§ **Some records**
::::::::

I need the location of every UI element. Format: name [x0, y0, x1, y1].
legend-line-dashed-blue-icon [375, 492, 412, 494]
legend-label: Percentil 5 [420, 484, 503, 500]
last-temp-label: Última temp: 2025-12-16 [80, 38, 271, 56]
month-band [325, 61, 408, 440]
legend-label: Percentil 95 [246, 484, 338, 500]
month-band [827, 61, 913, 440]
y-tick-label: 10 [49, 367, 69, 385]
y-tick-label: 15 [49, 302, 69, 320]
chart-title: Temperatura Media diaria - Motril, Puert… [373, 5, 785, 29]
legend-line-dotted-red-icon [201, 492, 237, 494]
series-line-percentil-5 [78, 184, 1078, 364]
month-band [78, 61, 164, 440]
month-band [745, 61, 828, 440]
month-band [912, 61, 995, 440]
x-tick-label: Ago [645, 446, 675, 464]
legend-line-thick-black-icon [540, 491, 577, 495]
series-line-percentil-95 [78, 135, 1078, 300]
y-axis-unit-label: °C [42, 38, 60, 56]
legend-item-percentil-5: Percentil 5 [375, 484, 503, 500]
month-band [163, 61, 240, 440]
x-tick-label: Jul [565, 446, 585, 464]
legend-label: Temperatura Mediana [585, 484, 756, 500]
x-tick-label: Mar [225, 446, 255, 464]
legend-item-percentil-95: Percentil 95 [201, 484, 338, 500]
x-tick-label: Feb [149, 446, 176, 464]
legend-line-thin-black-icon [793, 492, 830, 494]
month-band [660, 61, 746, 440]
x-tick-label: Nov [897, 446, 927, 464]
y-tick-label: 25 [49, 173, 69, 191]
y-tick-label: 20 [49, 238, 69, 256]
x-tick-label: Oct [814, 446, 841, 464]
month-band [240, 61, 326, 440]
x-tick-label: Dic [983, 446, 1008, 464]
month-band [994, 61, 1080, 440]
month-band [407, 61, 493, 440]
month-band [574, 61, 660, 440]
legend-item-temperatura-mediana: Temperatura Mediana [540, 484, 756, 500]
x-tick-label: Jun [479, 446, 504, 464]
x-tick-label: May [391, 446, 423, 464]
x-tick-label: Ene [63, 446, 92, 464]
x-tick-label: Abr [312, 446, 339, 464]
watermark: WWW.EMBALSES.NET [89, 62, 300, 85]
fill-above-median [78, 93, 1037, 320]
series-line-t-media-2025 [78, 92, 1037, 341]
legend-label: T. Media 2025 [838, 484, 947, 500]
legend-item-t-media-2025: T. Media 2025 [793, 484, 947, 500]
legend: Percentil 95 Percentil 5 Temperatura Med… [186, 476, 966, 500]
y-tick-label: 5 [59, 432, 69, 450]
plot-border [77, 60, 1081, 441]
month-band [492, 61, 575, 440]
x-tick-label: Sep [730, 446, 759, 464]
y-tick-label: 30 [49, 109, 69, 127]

::::::::

§ **What is required**
Rewrite every line of the items above as a Markdown table with the columns "Row" and "Line". Number the rows in order and leave out blank lines.

§ **Result**
| Row | Line |
|---|---|
| 1 | I need the location of every UI element. Format: name [x0, y0, x1, y1]. |
| 2 | legend-line-dashed-blue-icon [375, 492, 412, 494] |
| 3 | legend-label: Percentil 5 [420, 484, 503, 500] |
| 4 | last-temp-label: Última temp: 2025-12-16 [80, 38, 271, 56] |
| 5 | month-band [325, 61, 408, 440] |
| 6 | legend-label: Percentil 95 [246, 484, 338, 500] |
| 7 | month-band [827, 61, 913, 440] |
| 8 | y-tick-label: 10 [49, 367, 69, 385] |
| 9 | y-tick-label: 15 [49, 302, 69, 320] |
| 10 | chart-title: Temperatura Media diaria - Motril, Puert… [373, 5, 785, 29] |
| 11 | legend-line-dotted-red-icon [201, 492, 237, 494] |
| 12 | series-line-percentil-5 [78, 184, 1078, 364] |
| 13 | month-band [78, 61, 164, 440] |
| 14 | month-band [745, 61, 828, 440] |
| 15 | month-band [912, 61, 995, 440] |
| 16 | x-tick-label: Ago [645, 446, 675, 464] |
| 17 | legend-line-thick-black-icon [540, 491, 577, 495] |
| 18 | series-line-percentil-95 [78, 135, 1078, 300] |
| 19 | y-axis-unit-label: °C [42, 38, 60, 56] |
| 20 | legend-item-percentil-5: Percentil 5 [375, 484, 503, 500] |
| 21 | month-band [163, 61, 240, 440] |
| 22 | x-tick-label: Jul [565, 446, 585, 464] |
| 23 | legend-label: Temperatura Mediana [585, 484, 756, 500] |
| 24 | x-tick-label: Mar [225, 446, 255, 464] |
| 25 | legend-item-percentil-95: Percentil 95 [201, 484, 338, 500] |
| 26 | x-tick-label: Feb [149, 446, 176, 464] |
| 27 | legend-line-thin-black-icon [793, 492, 830, 494] |
| 28 | month-band [660, 61, 746, 440] |
| 29 | x-tick-label: Nov [897, 446, 927, 464] |
| 30 | y-tick-label: 25 [49, 173, 69, 191] |
| 31 | y-tick-label: 20 [49, 238, 69, 256] |
| 32 | x-tick-label: Oct [814, 446, 841, 464] |
| 33 | month-band [240, 61, 326, 440] |
| 34 | x-tick-label: Dic [983, 446, 1008, 464] |
| 35 | month-band [994, 61, 1080, 440] |
| 36 | month-band [407, 61, 493, 440] |
| 37 | month-band [574, 61, 660, 440] |
| 38 | legend-item-temperatura-mediana: Temperatura Mediana [540, 484, 756, 500] |
| 39 | x-tick-label: Jun [479, 446, 504, 464] |
| 40 | x-tick-label: May [391, 446, 423, 464] |
| 41 | x-tick-label: Ene [63, 446, 92, 464] |
| 42 | x-tick-label: Abr [312, 446, 339, 464] |
| 43 | watermark: WWW.EMBALSES.NET [89, 62, 300, 85] |
| 44 | fill-above-median [78, 93, 1037, 320] |
| 45 | series-line-t-media-2025 [78, 92, 1037, 341] |
| 46 | legend-label: T. Media 2025 [838, 484, 947, 500] |
| 47 | legend-item-t-media-2025: T. Media 2025 [793, 484, 947, 500] |
| 48 | legend: Percentil 95 Percentil 5 Temperatura Med… [186, 476, 966, 500] |
| 49 | y-tick-label: 5 [59, 432, 69, 450] |
| 50 | plot-border [77, 60, 1081, 441] |
| 51 | month-band [492, 61, 575, 440] |
| 52 | x-tick-label: Sep [730, 446, 759, 464] |
| 53 | y-tick-label: 30 [49, 109, 69, 127] |